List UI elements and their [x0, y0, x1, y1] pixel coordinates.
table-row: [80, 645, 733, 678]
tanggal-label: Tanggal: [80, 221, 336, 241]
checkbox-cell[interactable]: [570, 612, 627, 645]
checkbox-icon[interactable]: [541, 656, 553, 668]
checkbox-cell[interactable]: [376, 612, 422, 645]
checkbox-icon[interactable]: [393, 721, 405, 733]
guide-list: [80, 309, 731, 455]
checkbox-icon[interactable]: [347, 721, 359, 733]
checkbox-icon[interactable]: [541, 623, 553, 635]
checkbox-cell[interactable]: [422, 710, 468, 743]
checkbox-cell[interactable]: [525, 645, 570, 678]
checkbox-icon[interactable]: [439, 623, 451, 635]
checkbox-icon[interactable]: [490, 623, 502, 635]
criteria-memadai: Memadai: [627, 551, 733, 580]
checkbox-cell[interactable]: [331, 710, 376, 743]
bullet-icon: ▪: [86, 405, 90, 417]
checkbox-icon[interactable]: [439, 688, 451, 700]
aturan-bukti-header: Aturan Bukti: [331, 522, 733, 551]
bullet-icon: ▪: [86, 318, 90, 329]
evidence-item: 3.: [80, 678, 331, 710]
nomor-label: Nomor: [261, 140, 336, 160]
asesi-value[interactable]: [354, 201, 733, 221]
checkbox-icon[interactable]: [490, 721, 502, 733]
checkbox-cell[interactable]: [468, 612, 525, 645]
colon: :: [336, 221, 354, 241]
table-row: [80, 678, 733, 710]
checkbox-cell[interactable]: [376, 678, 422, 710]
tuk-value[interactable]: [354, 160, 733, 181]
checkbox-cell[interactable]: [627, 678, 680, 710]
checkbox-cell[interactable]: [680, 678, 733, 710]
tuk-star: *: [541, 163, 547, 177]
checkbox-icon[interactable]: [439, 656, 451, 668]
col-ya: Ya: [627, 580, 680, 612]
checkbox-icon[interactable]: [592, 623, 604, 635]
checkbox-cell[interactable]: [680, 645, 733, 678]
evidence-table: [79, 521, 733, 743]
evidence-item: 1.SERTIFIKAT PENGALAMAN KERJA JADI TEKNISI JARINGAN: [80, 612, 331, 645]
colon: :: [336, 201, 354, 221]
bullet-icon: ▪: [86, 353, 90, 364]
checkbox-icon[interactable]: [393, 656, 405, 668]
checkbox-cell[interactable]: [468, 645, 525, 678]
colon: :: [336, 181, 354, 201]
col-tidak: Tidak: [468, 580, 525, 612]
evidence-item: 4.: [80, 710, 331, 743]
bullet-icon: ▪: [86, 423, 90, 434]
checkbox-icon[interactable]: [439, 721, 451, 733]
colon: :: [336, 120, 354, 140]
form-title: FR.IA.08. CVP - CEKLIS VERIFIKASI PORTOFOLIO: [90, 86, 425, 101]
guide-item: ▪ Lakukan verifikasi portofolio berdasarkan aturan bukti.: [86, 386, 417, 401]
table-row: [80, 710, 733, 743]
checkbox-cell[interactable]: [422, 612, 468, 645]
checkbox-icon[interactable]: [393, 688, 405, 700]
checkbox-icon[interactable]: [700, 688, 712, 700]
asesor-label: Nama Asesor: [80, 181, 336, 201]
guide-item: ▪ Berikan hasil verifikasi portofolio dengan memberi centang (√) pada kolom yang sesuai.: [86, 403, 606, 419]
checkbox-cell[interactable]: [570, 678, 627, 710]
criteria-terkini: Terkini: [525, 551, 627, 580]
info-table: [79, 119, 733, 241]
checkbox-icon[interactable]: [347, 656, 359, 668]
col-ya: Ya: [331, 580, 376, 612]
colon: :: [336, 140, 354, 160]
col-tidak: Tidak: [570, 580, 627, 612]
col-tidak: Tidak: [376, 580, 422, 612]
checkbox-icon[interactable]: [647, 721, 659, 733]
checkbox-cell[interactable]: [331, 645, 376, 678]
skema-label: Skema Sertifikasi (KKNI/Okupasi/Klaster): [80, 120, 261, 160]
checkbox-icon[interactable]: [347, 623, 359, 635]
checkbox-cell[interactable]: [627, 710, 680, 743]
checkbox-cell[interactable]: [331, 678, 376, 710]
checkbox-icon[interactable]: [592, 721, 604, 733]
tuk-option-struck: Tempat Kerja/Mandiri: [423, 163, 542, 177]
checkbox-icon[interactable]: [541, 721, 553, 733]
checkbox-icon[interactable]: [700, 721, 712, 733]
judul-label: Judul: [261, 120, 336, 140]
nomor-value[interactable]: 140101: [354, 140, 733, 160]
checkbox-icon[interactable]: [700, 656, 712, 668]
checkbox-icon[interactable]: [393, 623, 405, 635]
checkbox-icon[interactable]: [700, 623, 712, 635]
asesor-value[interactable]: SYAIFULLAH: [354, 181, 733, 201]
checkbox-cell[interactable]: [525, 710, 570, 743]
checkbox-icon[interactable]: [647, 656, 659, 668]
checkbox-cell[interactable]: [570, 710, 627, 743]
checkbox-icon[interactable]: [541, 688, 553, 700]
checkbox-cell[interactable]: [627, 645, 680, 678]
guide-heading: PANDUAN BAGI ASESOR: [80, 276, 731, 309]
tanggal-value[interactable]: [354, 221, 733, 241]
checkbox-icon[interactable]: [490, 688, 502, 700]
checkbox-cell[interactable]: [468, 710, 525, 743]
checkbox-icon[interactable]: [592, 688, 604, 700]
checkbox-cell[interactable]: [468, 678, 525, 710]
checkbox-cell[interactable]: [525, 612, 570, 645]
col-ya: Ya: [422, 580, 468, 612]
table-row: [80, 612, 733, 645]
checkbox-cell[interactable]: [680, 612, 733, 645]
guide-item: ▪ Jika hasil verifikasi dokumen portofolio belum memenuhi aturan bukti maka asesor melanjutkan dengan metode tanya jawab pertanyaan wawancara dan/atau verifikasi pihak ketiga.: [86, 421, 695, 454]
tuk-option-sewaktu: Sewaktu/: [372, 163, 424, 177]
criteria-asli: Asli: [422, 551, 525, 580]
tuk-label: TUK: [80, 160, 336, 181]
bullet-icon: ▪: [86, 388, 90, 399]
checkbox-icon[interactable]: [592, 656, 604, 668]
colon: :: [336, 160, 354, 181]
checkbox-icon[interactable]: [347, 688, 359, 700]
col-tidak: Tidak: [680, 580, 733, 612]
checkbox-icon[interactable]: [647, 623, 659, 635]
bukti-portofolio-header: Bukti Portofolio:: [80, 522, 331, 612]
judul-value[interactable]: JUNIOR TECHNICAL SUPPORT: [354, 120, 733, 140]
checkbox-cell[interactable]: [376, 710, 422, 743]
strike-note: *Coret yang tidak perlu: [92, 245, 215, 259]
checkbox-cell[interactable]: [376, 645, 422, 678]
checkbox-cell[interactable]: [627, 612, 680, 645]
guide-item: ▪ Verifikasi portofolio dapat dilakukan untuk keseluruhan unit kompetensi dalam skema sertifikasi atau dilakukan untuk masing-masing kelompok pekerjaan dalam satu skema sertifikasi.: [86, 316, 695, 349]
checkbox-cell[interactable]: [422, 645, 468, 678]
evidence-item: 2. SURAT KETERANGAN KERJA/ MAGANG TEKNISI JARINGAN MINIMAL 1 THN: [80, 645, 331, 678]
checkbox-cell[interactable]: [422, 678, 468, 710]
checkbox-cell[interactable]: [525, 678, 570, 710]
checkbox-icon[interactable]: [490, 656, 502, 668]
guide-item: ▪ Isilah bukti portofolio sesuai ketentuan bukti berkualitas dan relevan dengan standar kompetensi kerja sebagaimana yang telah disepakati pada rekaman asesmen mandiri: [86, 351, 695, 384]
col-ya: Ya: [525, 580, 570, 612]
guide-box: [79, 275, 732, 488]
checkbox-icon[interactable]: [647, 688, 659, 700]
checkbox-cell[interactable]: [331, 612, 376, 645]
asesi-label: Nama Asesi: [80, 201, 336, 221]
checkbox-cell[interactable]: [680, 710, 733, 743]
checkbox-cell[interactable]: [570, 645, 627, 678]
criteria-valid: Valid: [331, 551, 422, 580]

■ **Objective**:
Rewrite the entries above, from the first line through the line containing "checkbox-icon[interactable]: [347, 721, 359, 733]", as a Markdown table with the columns Row and Line. Number each line and leave out any blank lines.

■ **Completed task**:
| Row | Line |
|---|---|
| 1 | List UI elements and their [x0, y0, x1, y1] pixel coordinates. |
| 2 | table-row: [80, 645, 733, 678] |
| 3 | tanggal-label: Tanggal: [80, 221, 336, 241] |
| 4 | checkbox-cell[interactable]: [570, 612, 627, 645] |
| 5 | checkbox-icon[interactable]: [541, 656, 553, 668] |
| 6 | checkbox-cell[interactable]: [376, 612, 422, 645] |
| 7 | checkbox-icon[interactable]: [393, 721, 405, 733] |
| 8 | guide-list: [80, 309, 731, 455] |
| 9 | checkbox-icon[interactable]: [347, 721, 359, 733] |